--- start RECORDS FOR THE TASK ---
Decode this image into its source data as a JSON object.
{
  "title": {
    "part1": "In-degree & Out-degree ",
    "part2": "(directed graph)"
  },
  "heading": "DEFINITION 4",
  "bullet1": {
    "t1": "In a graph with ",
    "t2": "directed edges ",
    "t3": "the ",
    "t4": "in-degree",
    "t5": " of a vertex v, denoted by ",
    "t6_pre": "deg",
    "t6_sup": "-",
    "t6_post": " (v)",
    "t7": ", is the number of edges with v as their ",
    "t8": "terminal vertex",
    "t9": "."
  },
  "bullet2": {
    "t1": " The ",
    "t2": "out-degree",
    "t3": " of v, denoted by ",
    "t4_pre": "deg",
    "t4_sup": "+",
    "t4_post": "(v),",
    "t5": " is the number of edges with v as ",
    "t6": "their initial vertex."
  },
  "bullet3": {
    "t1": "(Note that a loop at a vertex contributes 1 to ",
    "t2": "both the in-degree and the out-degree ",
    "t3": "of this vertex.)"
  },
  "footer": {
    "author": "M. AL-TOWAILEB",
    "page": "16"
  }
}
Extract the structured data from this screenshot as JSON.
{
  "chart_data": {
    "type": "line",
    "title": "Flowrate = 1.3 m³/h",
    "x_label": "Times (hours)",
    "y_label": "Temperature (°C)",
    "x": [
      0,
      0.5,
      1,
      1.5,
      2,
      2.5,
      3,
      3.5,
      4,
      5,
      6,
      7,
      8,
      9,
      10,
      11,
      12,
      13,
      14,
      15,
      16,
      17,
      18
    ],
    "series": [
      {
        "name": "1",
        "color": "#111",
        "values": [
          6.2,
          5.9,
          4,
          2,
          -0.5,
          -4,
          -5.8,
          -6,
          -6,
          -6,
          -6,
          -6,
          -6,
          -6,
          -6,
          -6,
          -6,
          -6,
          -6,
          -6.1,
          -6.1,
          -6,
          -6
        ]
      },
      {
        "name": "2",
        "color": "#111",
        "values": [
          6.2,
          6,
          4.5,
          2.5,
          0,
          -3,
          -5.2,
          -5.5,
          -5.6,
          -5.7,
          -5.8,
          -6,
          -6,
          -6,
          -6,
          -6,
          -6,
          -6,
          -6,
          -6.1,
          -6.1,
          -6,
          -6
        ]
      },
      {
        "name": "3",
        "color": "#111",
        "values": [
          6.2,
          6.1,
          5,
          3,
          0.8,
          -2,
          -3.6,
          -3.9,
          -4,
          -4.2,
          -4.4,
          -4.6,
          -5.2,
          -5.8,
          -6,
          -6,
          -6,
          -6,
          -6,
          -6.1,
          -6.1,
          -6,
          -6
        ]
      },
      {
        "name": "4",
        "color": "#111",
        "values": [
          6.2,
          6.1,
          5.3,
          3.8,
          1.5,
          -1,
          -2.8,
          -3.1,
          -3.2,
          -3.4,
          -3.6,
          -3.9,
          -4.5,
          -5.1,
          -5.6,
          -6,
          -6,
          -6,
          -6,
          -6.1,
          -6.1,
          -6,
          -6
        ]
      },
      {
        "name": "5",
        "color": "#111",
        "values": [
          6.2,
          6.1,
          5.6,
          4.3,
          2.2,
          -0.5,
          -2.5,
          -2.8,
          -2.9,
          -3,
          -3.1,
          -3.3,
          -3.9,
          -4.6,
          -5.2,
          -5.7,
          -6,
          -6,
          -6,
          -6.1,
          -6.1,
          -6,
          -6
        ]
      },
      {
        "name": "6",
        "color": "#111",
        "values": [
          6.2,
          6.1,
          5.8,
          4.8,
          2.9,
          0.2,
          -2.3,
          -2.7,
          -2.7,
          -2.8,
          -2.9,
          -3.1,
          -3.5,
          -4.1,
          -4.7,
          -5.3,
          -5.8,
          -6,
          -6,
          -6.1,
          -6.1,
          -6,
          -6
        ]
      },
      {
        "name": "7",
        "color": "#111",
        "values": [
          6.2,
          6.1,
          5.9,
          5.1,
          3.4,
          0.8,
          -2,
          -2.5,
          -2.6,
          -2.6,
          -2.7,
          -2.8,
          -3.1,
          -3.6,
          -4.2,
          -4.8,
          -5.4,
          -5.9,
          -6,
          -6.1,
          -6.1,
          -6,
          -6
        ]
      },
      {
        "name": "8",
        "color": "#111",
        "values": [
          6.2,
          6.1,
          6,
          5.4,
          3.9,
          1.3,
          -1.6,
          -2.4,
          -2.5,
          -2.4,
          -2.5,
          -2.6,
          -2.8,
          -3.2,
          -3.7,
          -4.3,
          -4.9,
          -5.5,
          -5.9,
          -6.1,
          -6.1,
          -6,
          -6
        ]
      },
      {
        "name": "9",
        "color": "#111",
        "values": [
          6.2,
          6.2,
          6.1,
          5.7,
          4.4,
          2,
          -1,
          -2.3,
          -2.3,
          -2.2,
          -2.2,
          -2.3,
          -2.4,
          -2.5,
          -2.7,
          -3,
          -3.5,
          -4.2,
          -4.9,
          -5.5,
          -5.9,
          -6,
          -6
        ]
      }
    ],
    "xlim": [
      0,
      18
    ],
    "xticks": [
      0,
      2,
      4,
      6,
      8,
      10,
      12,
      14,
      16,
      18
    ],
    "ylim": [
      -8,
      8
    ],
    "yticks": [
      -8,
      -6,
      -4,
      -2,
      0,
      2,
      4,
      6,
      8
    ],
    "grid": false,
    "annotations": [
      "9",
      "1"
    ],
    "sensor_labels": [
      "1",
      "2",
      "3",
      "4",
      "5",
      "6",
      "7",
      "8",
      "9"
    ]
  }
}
--- end RECORDS FOR THE TASK ---
CHALLENGE: All entries shown above should be printed again exactly.

FULL ANSWER:
Decode this image into its source data as a JSON object.
{
  "title": {
    "part1": "In-degree & Out-degree ",
    "part2": "(directed graph)"
  },
  "heading": "DEFINITION 4",
  "bullet1": {
    "t1": "In a graph with ",
    "t2": "directed edges ",
    "t3": "the ",
    "t4": "in-degree",
    "t5": " of a vertex v, denoted by ",
    "t6_pre": "deg",
    "t6_sup": "-",
    "t6_post": " (v)",
    "t7": ", is the number of edges with v as their ",
    "t8": "terminal vertex",
    "t9": "."
  },
  "bullet2": {
    "t1": " The ",
    "t2": "out-degree",
    "t3": " of v, denoted by ",
    "t4_pre": "deg",
    "t4_sup": "+",
    "t4_post": "(v),",
    "t5": " is the number of edges with v as ",
    "t6": "their initial vertex."
  },
  "bullet3": {
    "t1": "(Note that a loop at a vertex contributes 1 to ",
    "t2": "both the in-degree and the out-degree ",
    "t3": "of this vertex.)"
  },
  "footer": {
    "author": "M. AL-TOWAILEB",
    "page": "16"
  }
}
Extract the structured data from this screenshot as JSON.
{
  "chart_data": {
    "type": "line",
    "title": "Flowrate = 1.3 m³/h",
    "x_label": "Times (hours)",
    "y_label": "Temperature (°C)",
    "x": [
      0,
      0.5,
      1,
      1.5,
      2,
      2.5,
      3,
      3.5,
      4,
      5,
      6,
      7,
      8,
      9,
      10,
      11,
      12,
      13,
      14,
      15,
      16,
      17,
      18
    ],
    "series": [
      {
        "name": "1",
        "color": "#111",
        "values": [
          6.2,
          5.9,
          4,
          2,
          -0.5,
          -4,
          -5.8,
          -6,
          -6,
          -6,
          -6,
          -6,
          -6,
          -6,
          -6,
          -6,
          -6,
          -6,
          -6,
          -6.1,
          -6.1,
          -6,
          -6
        ]
      },
      {
        "name": "2",
        "color": "#111",
        "values": [
          6.2,
          6,
          4.5,
          2.5,
          0,
          -3,
          -5.2,
          -5.5,
          -5.6,
          -5.7,
          -5.8,
          -6,
          -6,
          -6,
          -6,
          -6,
          -6,
          -6,
          -6,
          -6.1,
          -6.1,
          -6,
          -6
        ]
      },
      {
        "name": "3",
        "color": "#111",
        "values": [
          6.2,
          6.1,
          5,
          3,
          0.8,
          -2,
          -3.6,
          -3.9,
          -4,
          -4.2,
          -4.4,
          -4.6,
          -5.2,
          -5.8,
          -6,
          -6,
          -6,
          -6,
          -6,
          -6.1,
          -6.1,
          -6,
          -6
        ]
      },
      {
        "name": "4",
        "color": "#111",
        "values": [
          6.2,
          6.1,
          5.3,
          3.8,
          1.5,
          -1,
          -2.8,
          -3.1,
          -3.2,
          -3.4,
          -3.6,
          -3.9,
          -4.5,
          -5.1,
          -5.6,
          -6,
          -6,
          -6,
          -6,
          -6.1,
          -6.1,
          -6,
          -6
        ]
      },
      {
        "name": "5",
        "color": "#111",
        "values": [
          6.2,
          6.1,
          5.6,
          4.3,
          2.2,
          -0.5,
          -2.5,
          -2.8,
          -2.9,
          -3,
          -3.1,
          -3.3,
          -3.9,
          -4.6,
          -5.2,
          -5.7,
          -6,
          -6,
          -6,
          -6.1,
          -6.1,
          -6,
          -6
        ]
      },
      {
        "name": "6",
        "color": "#111",
        "values": [
          6.2,
          6.1,
          5.8,
          4.8,
          2.9,
          0.2,
          -2.3,
          -2.7,
          -2.7,
          -2.8,
          -2.9,
          -3.1,
          -3.5,
          -4.1,
          -4.7,
          -5.3,
          -5.8,
          -6,
          -6,
          -6.1,
          -6.1,
          -6,
          -6
        ]
      },
      {
        "name": "7",
        "color": "#111",
        "values": [
          6.2,
          6.1,
          5.9,
          5.1,
          3.4,
          0.8,
          -2,
          -2.5,
          -2.6,
          -2.6,
          -2.7,
          -2.8,
          -3.1,
          -3.6,
          -4.2,
          -4.8,
          -5.4,
          -5.9,
          -6,
          -6.1,
          -6.1,
          -6,
          -6
        ]
      },
      {
        "name": "8",
        "color": "#111",
        "values": [
          6.2,
          6.1,
          6,
          5.4,
          3.9,
          1.3,
          -1.6,
          -2.4,
          -2.5,
          -2.4,
          -2.5,
          -2.6,
          -2.8,
          -3.2,
          -3.7,
          -4.3,
          -4.9,
          -5.5,
          -5.9,
          -6.1,
          -6.1,
          -6,
          -6
        ]
      },
      {
        "name": "9",
        "color": "#111",
        "values": [
          6.2,
          6.2,
          6.1,
          5.7,
          4.4,
          2,
          -1,
          -2.3,
          -2.3,
          -2.2,
          -2.2,
          -2.3,
          -2.4,
          -2.5,
          -2.7,
          -3,
          -3.5,
          -4.2,
          -4.9,
          -5.5,
          -5.9,
          -6,
          -6
        ]
      }
    ],
    "xlim": [
      0,
      18
    ],
    "xticks": [
      0,
      2,
      4,
      6,
      8,
      10,
      12,
      14,
      16,
      18
    ],
    "ylim": [
      -8,
      8
    ],
    "yticks": [
      -8,
      -6,
      -4,
      -2,
      0,
      2,
      4,
      6,
      8
    ],
    "grid": false,
    "annotations": [
      "9",
      "1"
    ],
    "sensor_labels": [
      "1",
      "2",
      "3",
      "4",
      "5",
      "6",
      "7",
      "8",
      "9"
    ]
  }
}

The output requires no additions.